======== Data to use ========
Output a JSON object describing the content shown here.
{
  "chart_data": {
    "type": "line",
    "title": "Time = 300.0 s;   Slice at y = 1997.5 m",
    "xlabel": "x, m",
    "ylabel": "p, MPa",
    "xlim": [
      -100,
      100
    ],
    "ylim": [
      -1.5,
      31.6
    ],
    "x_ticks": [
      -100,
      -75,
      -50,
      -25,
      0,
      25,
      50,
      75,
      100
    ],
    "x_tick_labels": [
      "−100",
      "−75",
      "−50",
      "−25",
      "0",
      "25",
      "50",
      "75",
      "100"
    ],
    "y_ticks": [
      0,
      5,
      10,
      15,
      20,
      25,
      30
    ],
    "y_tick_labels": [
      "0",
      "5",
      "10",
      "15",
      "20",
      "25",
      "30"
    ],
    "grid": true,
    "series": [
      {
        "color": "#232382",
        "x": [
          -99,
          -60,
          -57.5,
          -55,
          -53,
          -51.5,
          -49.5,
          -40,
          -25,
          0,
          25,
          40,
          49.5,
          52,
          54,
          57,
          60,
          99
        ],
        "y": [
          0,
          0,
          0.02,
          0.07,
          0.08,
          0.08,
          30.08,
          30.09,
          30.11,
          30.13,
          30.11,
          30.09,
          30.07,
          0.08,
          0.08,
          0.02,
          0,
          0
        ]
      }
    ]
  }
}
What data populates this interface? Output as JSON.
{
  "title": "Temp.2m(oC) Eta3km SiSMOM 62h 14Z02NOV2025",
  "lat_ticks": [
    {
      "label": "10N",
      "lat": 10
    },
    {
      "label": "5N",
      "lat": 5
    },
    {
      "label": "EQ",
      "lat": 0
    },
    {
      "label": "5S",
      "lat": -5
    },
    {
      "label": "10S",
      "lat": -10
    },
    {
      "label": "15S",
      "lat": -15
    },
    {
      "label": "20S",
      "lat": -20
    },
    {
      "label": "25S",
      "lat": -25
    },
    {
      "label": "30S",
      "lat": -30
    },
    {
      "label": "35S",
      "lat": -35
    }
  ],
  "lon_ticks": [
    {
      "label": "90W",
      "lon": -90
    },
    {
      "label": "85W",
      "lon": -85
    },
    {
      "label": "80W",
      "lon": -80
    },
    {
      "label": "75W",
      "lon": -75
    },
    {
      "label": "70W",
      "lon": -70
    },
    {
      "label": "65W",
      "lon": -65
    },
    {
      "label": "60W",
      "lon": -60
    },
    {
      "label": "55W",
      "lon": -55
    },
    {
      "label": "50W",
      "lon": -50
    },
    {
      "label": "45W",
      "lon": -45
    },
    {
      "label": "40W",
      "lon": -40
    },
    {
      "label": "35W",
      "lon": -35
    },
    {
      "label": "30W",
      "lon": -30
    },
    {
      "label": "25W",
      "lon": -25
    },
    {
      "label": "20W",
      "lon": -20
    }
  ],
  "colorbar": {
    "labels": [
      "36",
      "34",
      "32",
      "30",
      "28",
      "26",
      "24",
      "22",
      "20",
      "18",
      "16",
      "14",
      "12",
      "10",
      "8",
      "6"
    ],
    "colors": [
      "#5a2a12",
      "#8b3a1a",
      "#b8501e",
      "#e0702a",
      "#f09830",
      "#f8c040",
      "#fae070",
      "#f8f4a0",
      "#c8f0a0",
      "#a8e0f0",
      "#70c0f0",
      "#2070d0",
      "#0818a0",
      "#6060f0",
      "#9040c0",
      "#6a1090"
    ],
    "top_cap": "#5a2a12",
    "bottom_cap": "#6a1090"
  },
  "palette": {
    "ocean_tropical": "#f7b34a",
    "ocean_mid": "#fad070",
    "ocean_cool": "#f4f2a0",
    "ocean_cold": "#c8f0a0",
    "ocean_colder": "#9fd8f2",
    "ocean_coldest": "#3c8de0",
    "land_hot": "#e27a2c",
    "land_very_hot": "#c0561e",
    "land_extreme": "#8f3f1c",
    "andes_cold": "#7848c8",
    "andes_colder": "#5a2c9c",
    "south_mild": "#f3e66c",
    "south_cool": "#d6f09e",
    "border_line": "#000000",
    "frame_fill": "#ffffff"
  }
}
========
Transcribe all of the material exactly. Omit nothing.

▶ _Solution to this exercise_
Output a JSON object describing the content shown here.
{
  "chart_data": {
    "type": "line",
    "title": "Time = 300.0 s;   Slice at y = 1997.5 m",
    "xlabel": "x, m",
    "ylabel": "p, MPa",
    "xlim": [
      -100,
      100
    ],
    "ylim": [
      -1.5,
      31.6
    ],
    "x_ticks": [
      -100,
      -75,
      -50,
      -25,
      0,
      25,
      50,
      75,
      100
    ],
    "x_tick_labels": [
      "−100",
      "−75",
      "−50",
      "−25",
      "0",
      "25",
      "50",
      "75",
      "100"
    ],
    "y_ticks": [
      0,
      5,
      10,
      15,
      20,
      25,
      30
    ],
    "y_tick_labels": [
      "0",
      "5",
      "10",
      "15",
      "20",
      "25",
      "30"
    ],
    "grid": true,
    "series": [
      {
        "color": "#232382",
        "x": [
          -99,
          -60,
          -57.5,
          -55,
          -53,
          -51.5,
          -49.5,
          -40,
          -25,
          0,
          25,
          40,
          49.5,
          52,
          54,
          57,
          60,
          99
        ],
        "y": [
          0,
          0,
          0.02,
          0.07,
          0.08,
          0.08,
          30.08,
          30.09,
          30.11,
          30.13,
          30.11,
          30.09,
          30.07,
          0.08,
          0.08,
          0.02,
          0,
          0
        ]
      }
    ]
  }
}
What data populates this interface? Output as JSON.
{
  "title": "Temp.2m(oC) Eta3km SiSMOM 62h 14Z02NOV2025",
  "lat_ticks": [
    {
      "label": "10N",
      "lat": 10
    },
    {
      "label": "5N",
      "lat": 5
    },
    {
      "label": "EQ",
      "lat": 0
    },
    {
      "label": "5S",
      "lat": -5
    },
    {
      "label": "10S",
      "lat": -10
    },
    {
      "label": "15S",
      "lat": -15
    },
    {
      "label": "20S",
      "lat": -20
    },
    {
      "label": "25S",
      "lat": -25
    },
    {
      "label": "30S",
      "lat": -30
    },
    {
      "label": "35S",
      "lat": -35
    }
  ],
  "lon_ticks": [
    {
      "label": "90W",
      "lon": -90
    },
    {
      "label": "85W",
      "lon": -85
    },
    {
      "label": "80W",
      "lon": -80
    },
    {
      "label": "75W",
      "lon": -75
    },
    {
      "label": "70W",
      "lon": -70
    },
    {
      "label": "65W",
      "lon": -65
    },
    {
      "label": "60W",
      "lon": -60
    },
    {
      "label": "55W",
      "lon": -55
    },
    {
      "label": "50W",
      "lon": -50
    },
    {
      "label": "45W",
      "lon": -45
    },
    {
      "label": "40W",
      "lon": -40
    },
    {
      "label": "35W",
      "lon": -35
    },
    {
      "label": "30W",
      "lon": -30
    },
    {
      "label": "25W",
      "lon": -25
    },
    {
      "label": "20W",
      "lon": -20
    }
  ],
  "colorbar": {
    "labels": [
      "36",
      "34",
      "32",
      "30",
      "28",
      "26",
      "24",
      "22",
      "20",
      "18",
      "16",
      "14",
      "12",
      "10",
      "8",
      "6"
    ],
    "colors": [
      "#5a2a12",
      "#8b3a1a",
      "#b8501e",
      "#e0702a",
      "#f09830",
      "#f8c040",
      "#fae070",
      "#f8f4a0",
      "#c8f0a0",
      "#a8e0f0",
      "#70c0f0",
      "#2070d0",
      "#0818a0",
      "#6060f0",
      "#9040c0",
      "#6a1090"
    ],
    "top_cap": "#5a2a12",
    "bottom_cap": "#6a1090"
  },
  "palette": {
    "ocean_tropical": "#f7b34a",
    "ocean_mid": "#fad070",
    "ocean_cool": "#f4f2a0",
    "ocean_cold": "#c8f0a0",
    "ocean_colder": "#9fd8f2",
    "ocean_coldest": "#3c8de0",
    "land_hot": "#e27a2c",
    "land_very_hot": "#c0561e",
    "land_extreme": "#8f3f1c",
    "andes_cold": "#7848c8",
    "andes_colder": "#5a2c9c",
    "south_mild": "#f3e66c",
    "south_cool": "#d6f09e",
    "border_line": "#000000",
    "frame_fill": "#ffffff"
  }
}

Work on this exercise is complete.